**Requirement:** Provide the count of lines that hold "category" and no other output.

(Figure dataset records)
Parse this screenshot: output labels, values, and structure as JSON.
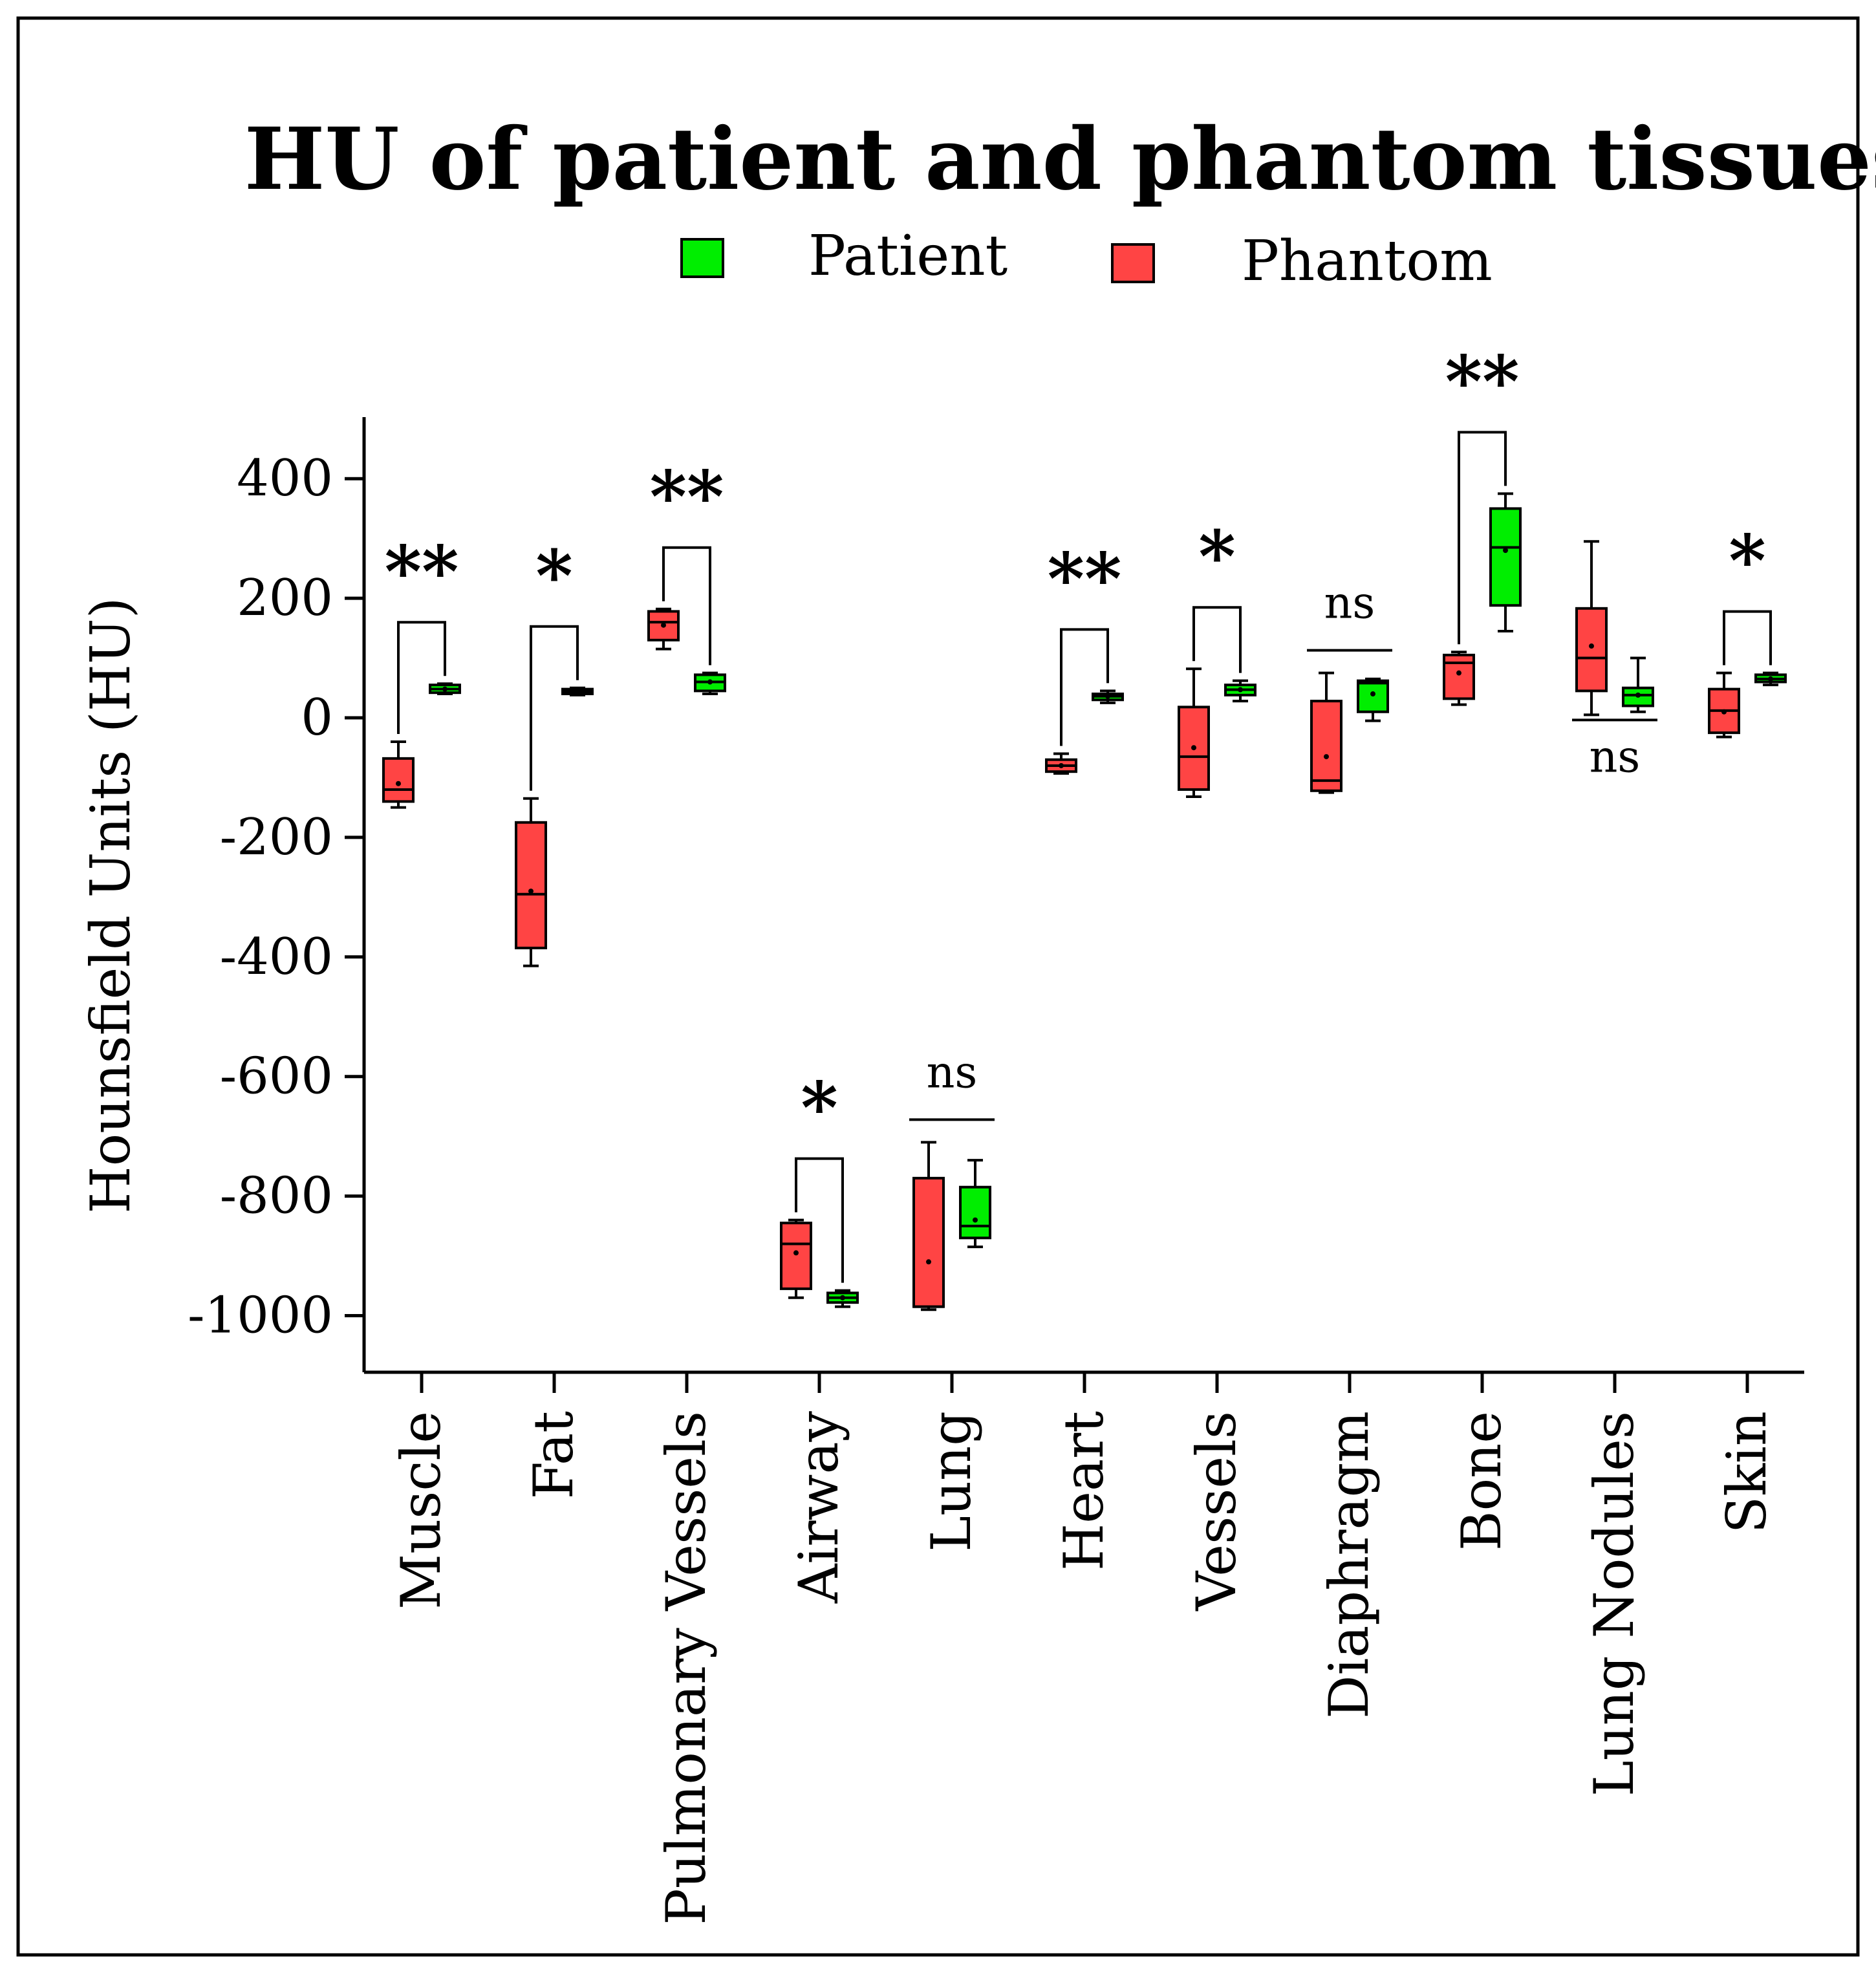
{
  "chart_data": {
    "type": "box",
    "title": "HU of patient and phantom tissues",
    "xlabel": "",
    "ylabel": "Hounsfield Units (HU)",
    "ylim": [
      -1100,
      500
    ],
    "yticks": [
      400,
      200,
      0,
      -200,
      -400,
      -600,
      -800,
      -1000
    ],
    "legend_position": "top",
    "categories": [
      "Muscle",
      "Fat",
      "Pulmonary Vessels",
      "Airway",
      "Lung",
      "Heart",
      "Vessels",
      "Diaphragm",
      "Bone",
      "Lung Nodules",
      "Skin"
    ],
    "series": [
      {
        "name": "Patient",
        "color": "#00ee00",
        "boxes": [
          {
            "min": 40,
            "q1": 42,
            "median": 48,
            "q3": 55,
            "max": 57,
            "mean": 48
          },
          {
            "min": 38,
            "q1": 40,
            "median": 44,
            "q3": 48,
            "max": 50,
            "mean": 44
          },
          {
            "min": 40,
            "q1": 45,
            "median": 60,
            "q3": 72,
            "max": 75,
            "mean": 60
          },
          {
            "min": -985,
            "q1": -978,
            "median": -970,
            "q3": -962,
            "max": -958,
            "mean": -970
          },
          {
            "min": -885,
            "q1": -870,
            "median": -850,
            "q3": -785,
            "max": -740,
            "mean": -840
          },
          {
            "min": 25,
            "q1": 30,
            "median": 36,
            "q3": 40,
            "max": 45,
            "mean": 36
          },
          {
            "min": 28,
            "q1": 38,
            "median": 47,
            "q3": 55,
            "max": 62,
            "mean": 47
          },
          {
            "min": -5,
            "q1": 10,
            "median": 58,
            "q3": 62,
            "max": 65,
            "mean": 40
          },
          {
            "min": 145,
            "q1": 188,
            "median": 285,
            "q3": 350,
            "max": 375,
            "mean": 280
          },
          {
            "min": 10,
            "q1": 20,
            "median": 38,
            "q3": 50,
            "max": 100,
            "mean": 38
          },
          {
            "min": 55,
            "q1": 60,
            "median": 65,
            "q3": 72,
            "max": 75,
            "mean": 65
          }
        ]
      },
      {
        "name": "Phantom",
        "color": "#ff4444",
        "boxes": [
          {
            "min": -150,
            "q1": -140,
            "median": -120,
            "q3": -68,
            "max": -40,
            "mean": -110
          },
          {
            "min": -415,
            "q1": -385,
            "median": -295,
            "q3": -175,
            "max": -135,
            "mean": -290
          },
          {
            "min": 115,
            "q1": 130,
            "median": 160,
            "q3": 178,
            "max": 182,
            "mean": 155
          },
          {
            "min": -970,
            "q1": -955,
            "median": -880,
            "q3": -845,
            "max": -840,
            "mean": -895
          },
          {
            "min": -990,
            "q1": -985,
            "median": -985,
            "q3": -770,
            "max": -710,
            "mean": -910
          },
          {
            "min": -93,
            "q1": -90,
            "median": -80,
            "q3": -70,
            "max": -60,
            "mean": -80
          },
          {
            "min": -132,
            "q1": -120,
            "median": -65,
            "q3": 18,
            "max": 82,
            "mean": -50
          },
          {
            "min": -125,
            "q1": -122,
            "median": -105,
            "q3": 28,
            "max": 75,
            "mean": -65
          },
          {
            "min": 22,
            "q1": 32,
            "median": 92,
            "q3": 105,
            "max": 110,
            "mean": 75
          },
          {
            "min": 5,
            "q1": 45,
            "median": 100,
            "q3": 183,
            "max": 295,
            "mean": 120
          },
          {
            "min": -32,
            "q1": -25,
            "median": 12,
            "q3": 48,
            "max": 75,
            "mean": 10
          }
        ]
      }
    ],
    "annotations": [
      {
        "category": "Muscle",
        "label": "**",
        "style": "bracket"
      },
      {
        "category": "Fat",
        "label": "*",
        "style": "bracket"
      },
      {
        "category": "Pulmonary Vessels",
        "label": "**",
        "style": "bracket"
      },
      {
        "category": "Airway",
        "label": "*",
        "style": "bracket"
      },
      {
        "category": "Lung",
        "label": "ns",
        "style": "line"
      },
      {
        "category": "Heart",
        "label": "**",
        "style": "bracket"
      },
      {
        "category": "Vessels",
        "label": "*",
        "style": "bracket"
      },
      {
        "category": "Diaphragm",
        "label": "ns",
        "style": "line"
      },
      {
        "category": "Bone",
        "label": "**",
        "style": "bracket"
      },
      {
        "category": "Lung Nodules",
        "label": "ns",
        "style": "line"
      },
      {
        "category": "Skin",
        "label": "*",
        "style": "bracket"
      }
    ]
  }
}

**Completed exercise:** 11